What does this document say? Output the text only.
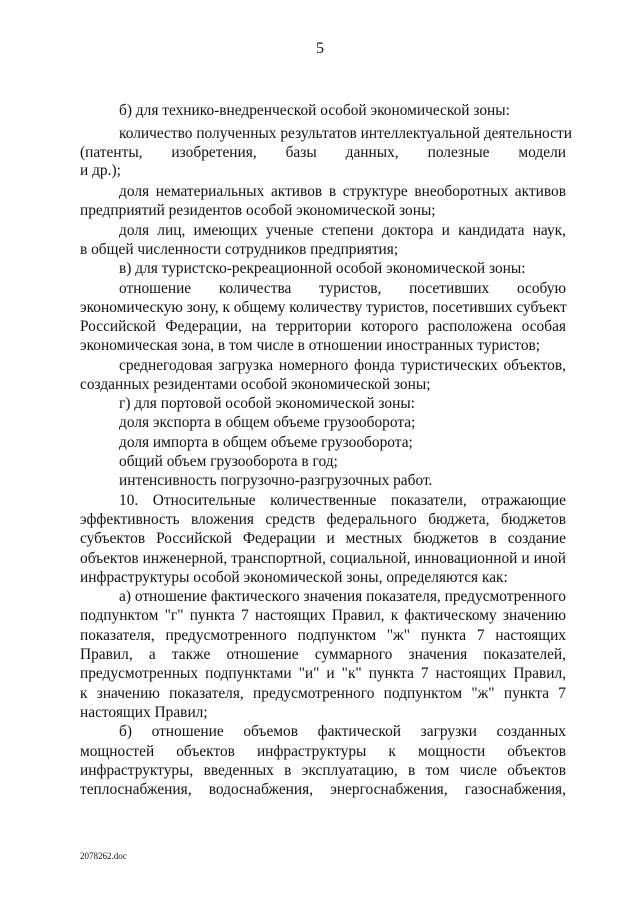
5
б) для технико-внедренческой особой экономической зоны:
количество полученных результатов интеллектуальной деятельности
(патенты, изобретения, базы данных, полезные модели
и др.);
доля нематериальных активов в структуре внеоборотных активов
предприятий резидентов особой экономической зоны;
доля лиц, имеющих ученые степени доктора и кандидата наук,
в общей численности сотрудников предприятия;
в) для туристско-рекреационной особой экономической зоны:
отношение количества туристов, посетивших особую
экономическую зону, к общему количеству туристов, посетивших субъект
Российской Федерации, на территории которого расположена особая
экономическая зона, в том числе в отношении иностранных туристов;
среднегодовая загрузка номерного фонда туристических объектов,
созданных резидентами особой экономической зоны;
г) для портовой особой экономической зоны:
доля экспорта в общем объеме грузооборота;
доля импорта в общем объеме грузооборота;
общий объем грузооборота в год;
интенсивность погрузочно-разгрузочных работ.
10. Относительные количественные показатели, отражающие
эффективность вложения средств федерального бюджета, бюджетов
субъектов Российской Федерации и местных бюджетов в создание
объектов инженерной, транспортной, социальной, инновационной и иной
инфраструктуры особой экономической зоны, определяются как:
а) отношение фактического значения показателя, предусмотренного
подпунктом "г" пункта 7 настоящих Правил, к фактическому значению
показателя, предусмотренного подпунктом "ж" пункта 7 настоящих
Правил, а также отношение суммарного значения показателей,
предусмотренных подпунктами "и" и "к" пункта 7 настоящих Правил,
к значению показателя, предусмотренного подпунктом "ж" пункта 7
настоящих Правил;
б) отношение объемов фактической загрузки созданных
мощностей объектов инфраструктуры к мощности объектов
инфраструктуры, введенных в эксплуатацию, в том числе объектов
теплоснабжения, водоснабжения, энергоснабжения, газоснабжения,
2078262.doc
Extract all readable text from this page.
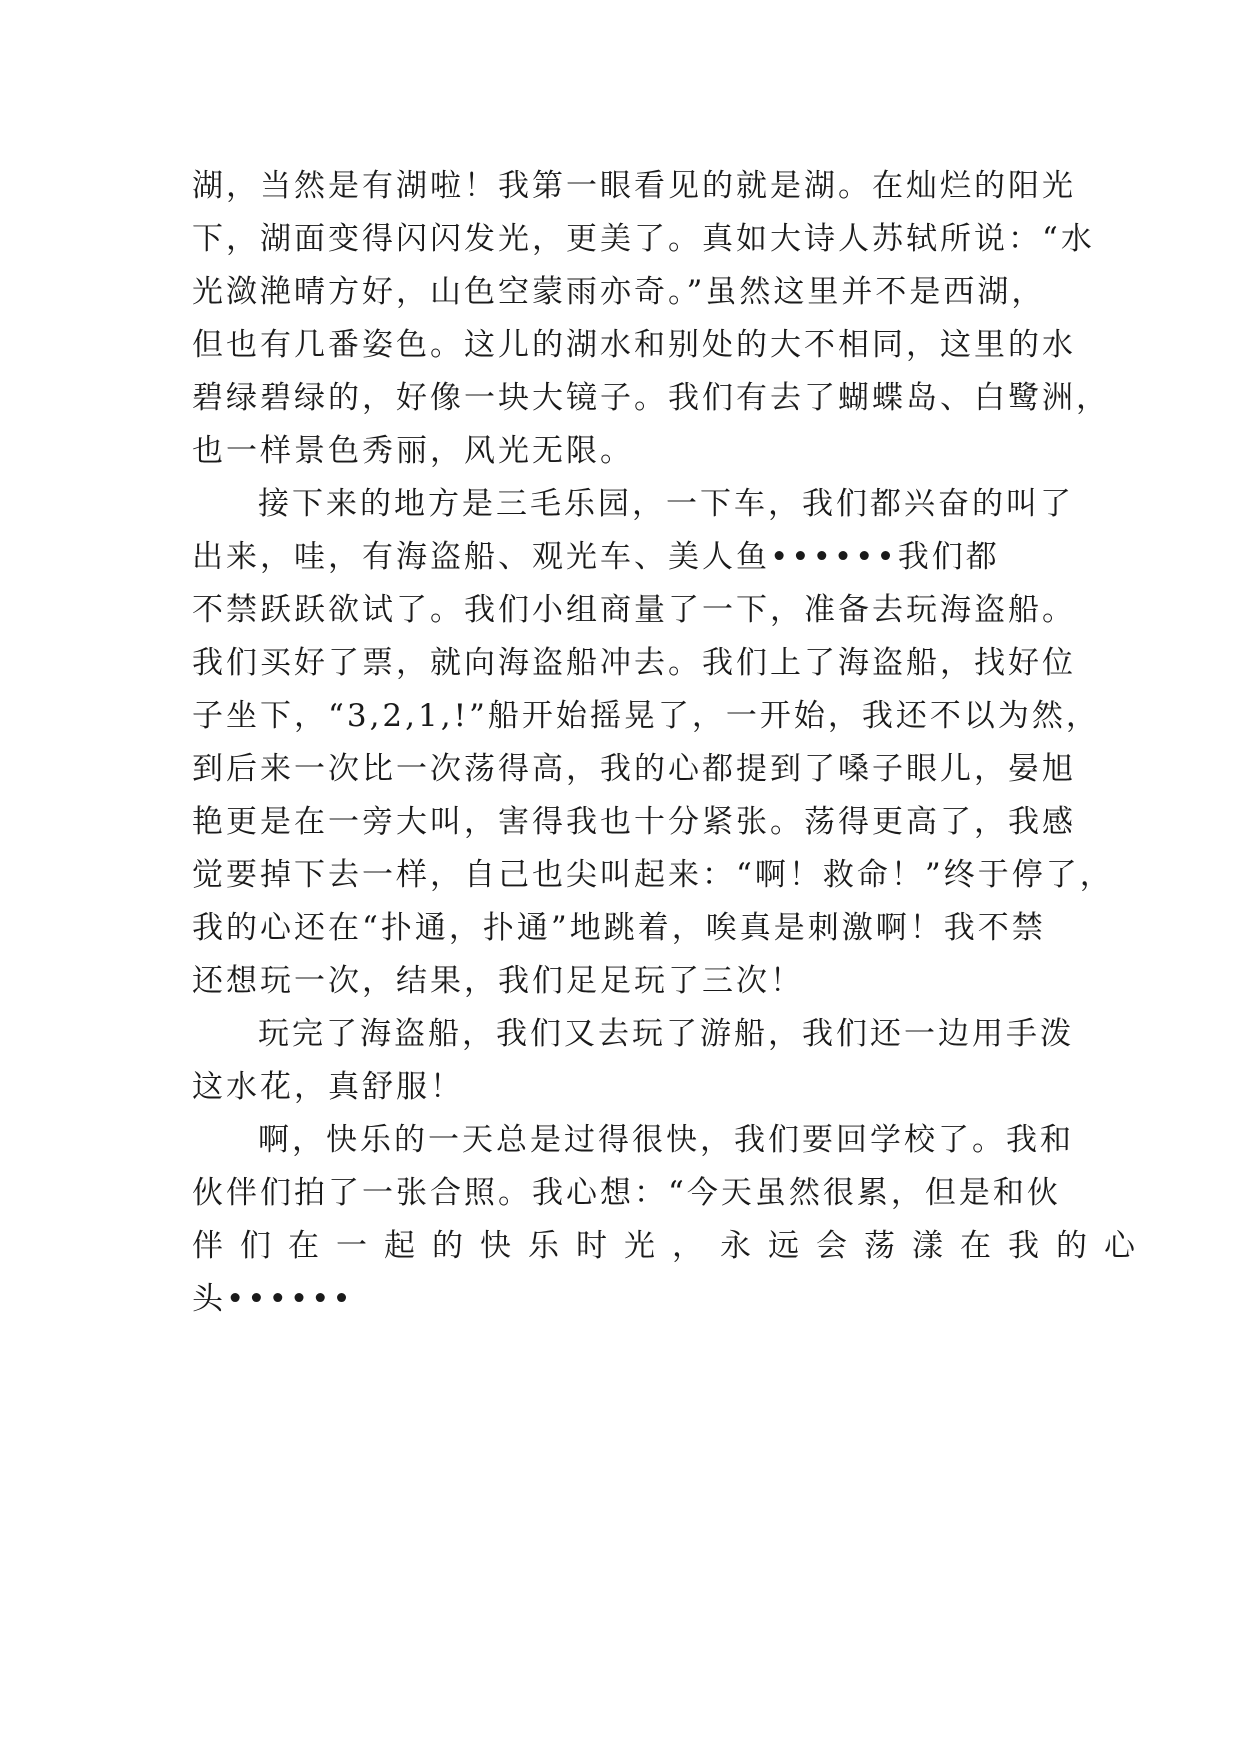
湖，当然是有湖啦！我第一眼看见的就是湖。在灿烂的阳光
下，湖面变得闪闪发光，更美了。真如大诗人苏轼所说：“水
光潋滟晴方好，山色空蒙雨亦奇。”虽然这里并不是西湖，
但也有几番姿色。这儿的湖水和别处的大不相同，这里的水
碧绿碧绿的，好像一块大镜子。我们有去了蝴蝶岛、白鹭洲，
也一样景色秀丽，风光无限。
接下来的地方是三毛乐园，一下车，我们都兴奋的叫了
出来，哇，有海盗船、观光车、美人鱼••••••我们都
不禁跃跃欲试了。我们小组商量了一下，准备去玩海盗船。
我们买好了票，就向海盗船冲去。我们上了海盗船，找好位
子坐下，“3,2,1,!”船开始摇晃了，一开始，我还不以为然，
到后来一次比一次荡得高，我的心都提到了嗓子眼儿，晏旭
艳更是在一旁大叫，害得我也十分紧张。荡得更高了，我感
觉要掉下去一样，自己也尖叫起来：“啊！救命！”终于停了，
我的心还在“扑通，扑通”地跳着，唉真是刺激啊！我不禁
还想玩一次，结果，我们足足玩了三次！
玩完了海盗船，我们又去玩了游船，我们还一边用手泼
这水花，真舒服！
啊，快乐的一天总是过得很快，我们要回学校了。我和
伙伴们拍了一张合照。我心想：“今天虽然很累，但是和伙
伴们在一起的快乐时光，永远会荡漾在我的心
头••••••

==============================

**Given task:** Quote all the records verbatim, dropping any pictures from your copy.

**Answer to this exercise:**
What does this document say? Output the text only.
5
б) для технико-внедренческой особой экономической зоны:
количество полученных результатов интеллектуальной деятельности
(патенты, изобретения, базы данных, полезные модели
и др.);
доля нематериальных активов в структуре внеоборотных активов
предприятий резидентов особой экономической зоны;
доля лиц, имеющих ученые степени доктора и кандидата наук,
в общей численности сотрудников предприятия;
в) для туристско-рекреационной особой экономической зоны:
отношение количества туристов, посетивших особую
экономическую зону, к общему количеству туристов, посетивших субъект
Российской Федерации, на территории которого расположена особая
экономическая зона, в том числе в отношении иностранных туристов;
среднегодовая загрузка номерного фонда туристических объектов,
созданных резидентами особой экономической зоны;
г) для портовой особой экономической зоны:
доля экспорта в общем объеме грузооборота;
доля импорта в общем объеме грузооборота;
общий объем грузооборота в год;
интенсивность погрузочно-разгрузочных работ.
10. Относительные количественные показатели, отражающие
эффективность вложения средств федерального бюджета, бюджетов
субъектов Российской Федерации и местных бюджетов в создание
объектов инженерной, транспортной, социальной, инновационной и иной
инфраструктуры особой экономической зоны, определяются как:
а) отношение фактического значения показателя, предусмотренного
подпунктом "г" пункта 7 настоящих Правил, к фактическому значению
показателя, предусмотренного подпунктом "ж" пункта 7 настоящих
Правил, а также отношение суммарного значения показателей,
предусмотренных подпунктами "и" и "к" пункта 7 настоящих Правил,
к значению показателя, предусмотренного подпунктом "ж" пункта 7
настоящих Правил;
б) отношение объемов фактической загрузки созданных
мощностей объектов инфраструктуры к мощности объектов
инфраструктуры, введенных в эксплуатацию, в том числе объектов
теплоснабжения, водоснабжения, энергоснабжения, газоснабжения,
2078262.doc
Extract all readable text from this page.
湖，当然是有湖啦！我第一眼看见的就是湖。在灿烂的阳光
下，湖面变得闪闪发光，更美了。真如大诗人苏轼所说：“水
光潋滟晴方好，山色空蒙雨亦奇。”虽然这里并不是西湖，
但也有几番姿色。这儿的湖水和别处的大不相同，这里的水
碧绿碧绿的，好像一块大镜子。我们有去了蝴蝶岛、白鹭洲，
也一样景色秀丽，风光无限。
接下来的地方是三毛乐园，一下车，我们都兴奋的叫了
出来，哇，有海盗船、观光车、美人鱼••••••我们都
不禁跃跃欲试了。我们小组商量了一下，准备去玩海盗船。
我们买好了票，就向海盗船冲去。我们上了海盗船，找好位
子坐下，“3,2,1,!”船开始摇晃了，一开始，我还不以为然，
到后来一次比一次荡得高，我的心都提到了嗓子眼儿，晏旭
艳更是在一旁大叫，害得我也十分紧张。荡得更高了，我感
觉要掉下去一样，自己也尖叫起来：“啊！救命！”终于停了，
我的心还在“扑通，扑通”地跳着，唉真是刺激啊！我不禁
还想玩一次，结果，我们足足玩了三次！
玩完了海盗船，我们又去玩了游船，我们还一边用手泼
这水花，真舒服！
啊，快乐的一天总是过得很快，我们要回学校了。我和
伙伴们拍了一张合照。我心想：“今天虽然很累，但是和伙
伴们在一起的快乐时光，永远会荡漾在我的心
头••••••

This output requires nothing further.